### Records supplied
○ ○ ○ ○

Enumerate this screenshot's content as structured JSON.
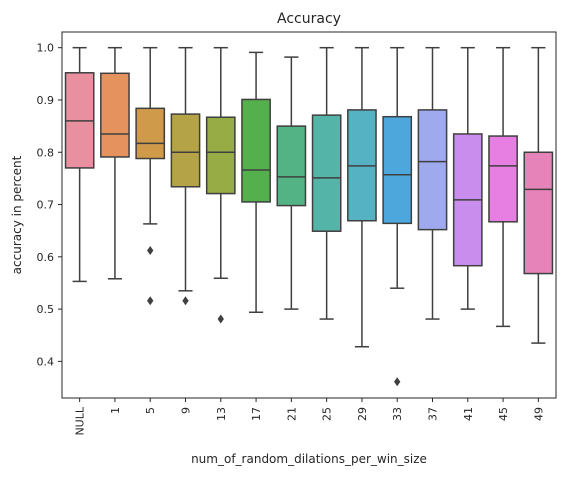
{
  "chart_data": {
    "type": "box",
    "title": "Accuracy",
    "xlabel": "num_of_random_dilations_per_win_size",
    "ylabel": "accuracy in percent",
    "ylim": [
      0.33,
      1.03
    ],
    "yticks": [
      0.4,
      0.5,
      0.6,
      0.7,
      0.8,
      0.9,
      1.0
    ],
    "grid": false,
    "legend": "none",
    "boxes": [
      {
        "label": "NULL",
        "color": "#e8909f",
        "whisker_low": 0.553,
        "q1": 0.77,
        "median": 0.86,
        "q3": 0.952,
        "whisker_high": 1.0,
        "outliers": []
      },
      {
        "label": "1",
        "color": "#e5925f",
        "whisker_low": 0.558,
        "q1": 0.791,
        "median": 0.835,
        "q3": 0.951,
        "whisker_high": 1.0,
        "outliers": []
      },
      {
        "label": "5",
        "color": "#cf9a4a",
        "whisker_low": 0.663,
        "q1": 0.788,
        "median": 0.817,
        "q3": 0.884,
        "whisker_high": 1.0,
        "outliers": [
          0.612,
          0.516
        ]
      },
      {
        "label": "9",
        "color": "#b5a447",
        "whisker_low": 0.535,
        "q1": 0.734,
        "median": 0.8,
        "q3": 0.873,
        "whisker_high": 1.0,
        "outliers": [
          0.516
        ]
      },
      {
        "label": "13",
        "color": "#98ac45",
        "whisker_low": 0.559,
        "q1": 0.721,
        "median": 0.8,
        "q3": 0.867,
        "whisker_high": 1.0,
        "outliers": [
          0.481
        ]
      },
      {
        "label": "17",
        "color": "#54b04c",
        "whisker_low": 0.494,
        "q1": 0.705,
        "median": 0.766,
        "q3": 0.901,
        "whisker_high": 0.991,
        "outliers": []
      },
      {
        "label": "21",
        "color": "#54b384",
        "whisker_low": 0.5,
        "q1": 0.698,
        "median": 0.753,
        "q3": 0.85,
        "whisker_high": 0.982,
        "outliers": []
      },
      {
        "label": "25",
        "color": "#53b4a7",
        "whisker_low": 0.481,
        "q1": 0.649,
        "median": 0.751,
        "q3": 0.871,
        "whisker_high": 1.0,
        "outliers": []
      },
      {
        "label": "29",
        "color": "#55b2c2",
        "whisker_low": 0.428,
        "q1": 0.669,
        "median": 0.774,
        "q3": 0.881,
        "whisker_high": 1.0,
        "outliers": []
      },
      {
        "label": "33",
        "color": "#4ea7dc",
        "whisker_low": 0.54,
        "q1": 0.664,
        "median": 0.757,
        "q3": 0.868,
        "whisker_high": 1.0,
        "outliers": [
          0.361
        ]
      },
      {
        "label": "37",
        "color": "#9ea9ee",
        "whisker_low": 0.481,
        "q1": 0.652,
        "median": 0.782,
        "q3": 0.881,
        "whisker_high": 1.0,
        "outliers": []
      },
      {
        "label": "41",
        "color": "#c88ded",
        "whisker_low": 0.5,
        "q1": 0.583,
        "median": 0.709,
        "q3": 0.835,
        "whisker_high": 1.0,
        "outliers": []
      },
      {
        "label": "45",
        "color": "#e77ee1",
        "whisker_low": 0.467,
        "q1": 0.667,
        "median": 0.774,
        "q3": 0.831,
        "whisker_high": 1.0,
        "outliers": []
      },
      {
        "label": "49",
        "color": "#e683b9",
        "whisker_low": 0.435,
        "q1": 0.568,
        "median": 0.729,
        "q3": 0.8,
        "whisker_high": 1.0,
        "outliers": []
      }
    ]
  }
}
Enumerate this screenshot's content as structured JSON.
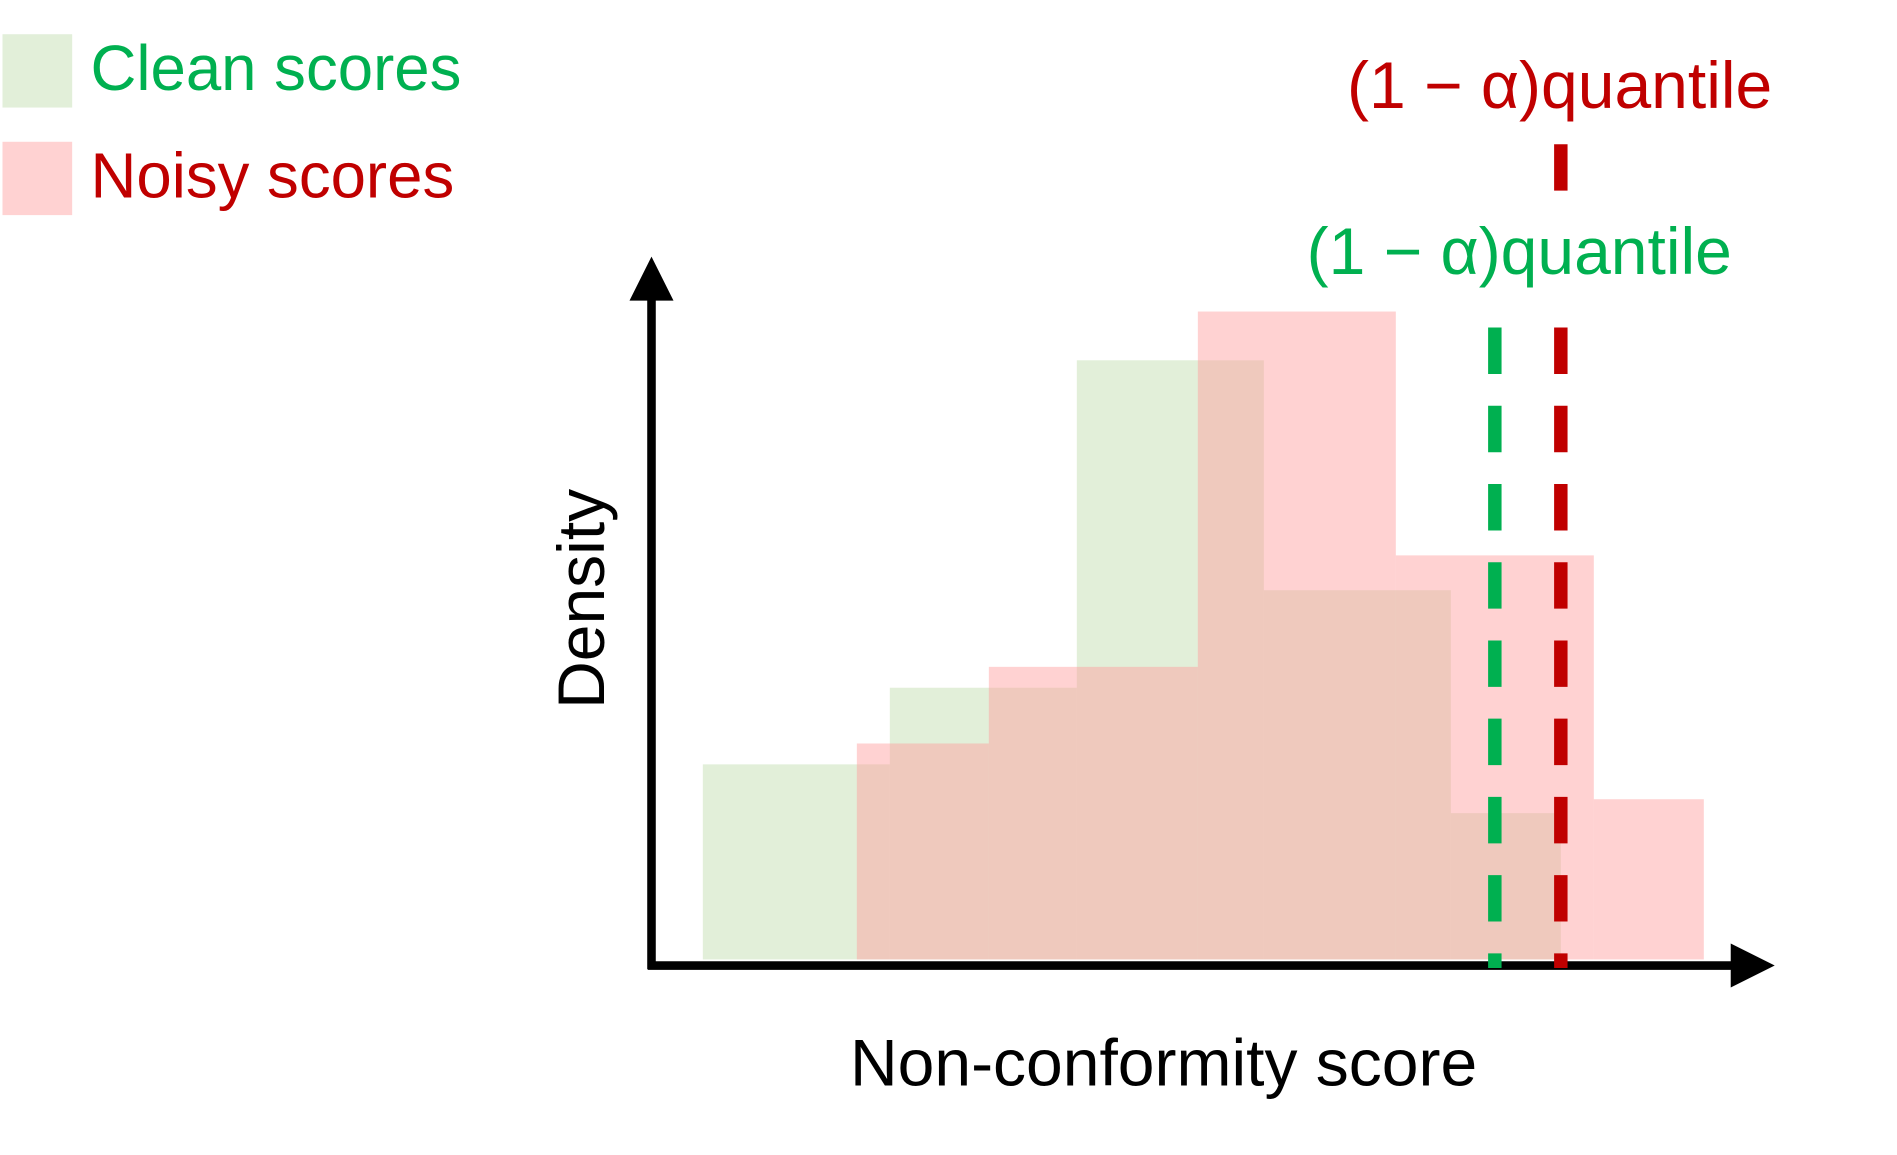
{
  "chart_data": {
    "type": "histogram",
    "x_label": "Non-conformity score",
    "y_label": "Density",
    "xlim": [
      0,
      10
    ],
    "ylim": [
      0,
      10
    ],
    "series": [
      {
        "name": "Clean scores",
        "color": "#c5e0b4",
        "text_color": "#00b050",
        "bins": [
          0.5,
          2.2,
          3.9,
          5.6,
          7.3,
          8.3
        ],
        "values": [
          2.8,
          3.9,
          8.6,
          5.3,
          2.1
        ]
      },
      {
        "name": "Noisy scores",
        "color": "#ff9b9b",
        "text_color": "#c00000",
        "bins": [
          1.9,
          3.1,
          5.0,
          6.8,
          8.6,
          9.6
        ],
        "values": [
          3.1,
          4.2,
          9.3,
          5.8,
          2.3
        ]
      }
    ],
    "quantiles": [
      {
        "label": "(1 − α)quantile",
        "x": 8.3,
        "color": "#c00000"
      },
      {
        "label": "(1 − α)quantile",
        "x": 7.7,
        "color": "#00b050"
      }
    ]
  }
}
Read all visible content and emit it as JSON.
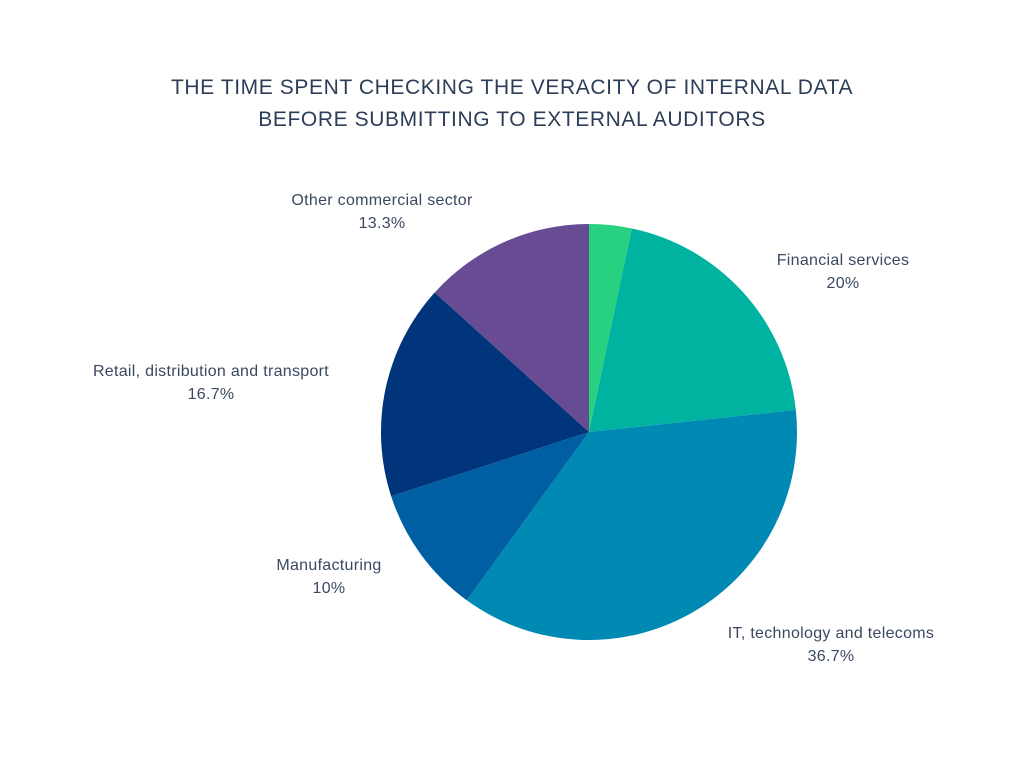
{
  "chart_data": {
    "type": "pie",
    "title_lines": [
      "THE TIME SPENT CHECKING THE VERACITY OF INTERNAL DATA",
      "BEFORE SUBMITTING TO EXTERNAL AUDITORS"
    ],
    "slices": [
      {
        "name": "",
        "value": 3.3,
        "color": "#27d17f",
        "label": "",
        "value_label": ""
      },
      {
        "name": "Financial services",
        "value": 20,
        "color": "#00b3a1",
        "label": "Financial services",
        "value_label": "20%"
      },
      {
        "name": "IT, technology and telecoms",
        "value": 36.7,
        "color": "#0089b2",
        "label": "IT, technology and telecoms",
        "value_label": "36.7%"
      },
      {
        "name": "Manufacturing",
        "value": 10,
        "color": "#005fa3",
        "label": "Manufacturing",
        "value_label": "10%"
      },
      {
        "name": "Retail, distribution and transport",
        "value": 16.7,
        "color": "#00357b",
        "label": "Retail, distribution and transport",
        "value_label": "16.7%"
      },
      {
        "name": "Other commercial sector",
        "value": 13.3,
        "color": "#674b93",
        "label": "Other commercial sector",
        "value_label": "13.3%"
      }
    ],
    "start_angle_deg": 0,
    "direction": "clockwise",
    "legend": "none"
  }
}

○ ○ ○ ○

### Task to carry out
Tally the lines of the preceding listing in which the word "distribution" appears; state nothing but the total.

### Full answer
2